OBJECTIVE: Repeat the records below exactly.

EXTRACTED ENTRIES:
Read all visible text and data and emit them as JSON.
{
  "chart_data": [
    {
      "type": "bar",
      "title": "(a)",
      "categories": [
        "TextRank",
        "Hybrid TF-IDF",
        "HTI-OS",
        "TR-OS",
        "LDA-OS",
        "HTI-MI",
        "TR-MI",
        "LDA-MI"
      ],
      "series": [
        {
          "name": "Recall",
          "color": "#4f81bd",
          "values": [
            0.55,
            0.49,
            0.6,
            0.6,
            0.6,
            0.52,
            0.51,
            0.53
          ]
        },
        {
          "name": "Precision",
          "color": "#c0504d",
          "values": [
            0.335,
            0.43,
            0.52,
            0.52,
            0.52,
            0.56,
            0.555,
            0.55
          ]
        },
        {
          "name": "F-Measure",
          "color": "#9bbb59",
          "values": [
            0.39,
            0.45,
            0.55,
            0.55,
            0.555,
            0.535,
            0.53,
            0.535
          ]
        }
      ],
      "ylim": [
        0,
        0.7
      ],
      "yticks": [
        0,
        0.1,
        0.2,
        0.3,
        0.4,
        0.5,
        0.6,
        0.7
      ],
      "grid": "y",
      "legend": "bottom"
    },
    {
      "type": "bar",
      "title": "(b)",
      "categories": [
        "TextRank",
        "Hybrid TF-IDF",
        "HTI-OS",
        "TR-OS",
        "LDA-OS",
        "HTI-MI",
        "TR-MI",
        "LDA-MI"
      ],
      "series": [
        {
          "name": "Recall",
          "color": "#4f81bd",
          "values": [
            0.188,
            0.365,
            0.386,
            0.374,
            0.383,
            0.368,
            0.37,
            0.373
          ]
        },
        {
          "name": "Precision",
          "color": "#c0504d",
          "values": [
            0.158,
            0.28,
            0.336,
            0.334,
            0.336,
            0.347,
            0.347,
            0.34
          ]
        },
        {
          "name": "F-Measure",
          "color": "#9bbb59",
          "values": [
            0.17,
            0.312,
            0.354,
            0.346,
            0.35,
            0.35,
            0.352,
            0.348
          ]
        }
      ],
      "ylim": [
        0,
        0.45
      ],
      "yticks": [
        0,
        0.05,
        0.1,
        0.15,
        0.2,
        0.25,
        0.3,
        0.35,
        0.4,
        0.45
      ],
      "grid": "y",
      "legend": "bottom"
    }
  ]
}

TASK ANSWER:
Read all visible text and data and emit them as JSON.
{
  "chart_data": [
    {
      "type": "bar",
      "title": "(a)",
      "categories": [
        "TextRank",
        "Hybrid TF-IDF",
        "HTI-OS",
        "TR-OS",
        "LDA-OS",
        "HTI-MI",
        "TR-MI",
        "LDA-MI"
      ],
      "series": [
        {
          "name": "Recall",
          "color": "#4f81bd",
          "values": [
            0.55,
            0.49,
            0.6,
            0.6,
            0.6,
            0.52,
            0.51,
            0.53
          ]
        },
        {
          "name": "Precision",
          "color": "#c0504d",
          "values": [
            0.335,
            0.43,
            0.52,
            0.52,
            0.52,
            0.56,
            0.555,
            0.55
          ]
        },
        {
          "name": "F-Measure",
          "color": "#9bbb59",
          "values": [
            0.39,
            0.45,
            0.55,
            0.55,
            0.555,
            0.535,
            0.53,
            0.535
          ]
        }
      ],
      "ylim": [
        0,
        0.7
      ],
      "yticks": [
        0,
        0.1,
        0.2,
        0.3,
        0.4,
        0.5,
        0.6,
        0.7
      ],
      "grid": "y",
      "legend": "bottom"
    },
    {
      "type": "bar",
      "title": "(b)",
      "categories": [
        "TextRank",
        "Hybrid TF-IDF",
        "HTI-OS",
        "TR-OS",
        "LDA-OS",
        "HTI-MI",
        "TR-MI",
        "LDA-MI"
      ],
      "series": [
        {
          "name": "Recall",
          "color": "#4f81bd",
          "values": [
            0.188,
            0.365,
            0.386,
            0.374,
            0.383,
            0.368,
            0.37,
            0.373
          ]
        },
        {
          "name": "Precision",
          "color": "#c0504d",
          "values": [
            0.158,
            0.28,
            0.336,
            0.334,
            0.336,
            0.347,
            0.347,
            0.34
          ]
        },
        {
          "name": "F-Measure",
          "color": "#9bbb59",
          "values": [
            0.17,
            0.312,
            0.354,
            0.346,
            0.35,
            0.35,
            0.352,
            0.348
          ]
        }
      ],
      "ylim": [
        0,
        0.45
      ],
      "yticks": [
        0,
        0.05,
        0.1,
        0.15,
        0.2,
        0.25,
        0.3,
        0.35,
        0.4,
        0.45
      ],
      "grid": "y",
      "legend": "bottom"
    }
  ]
}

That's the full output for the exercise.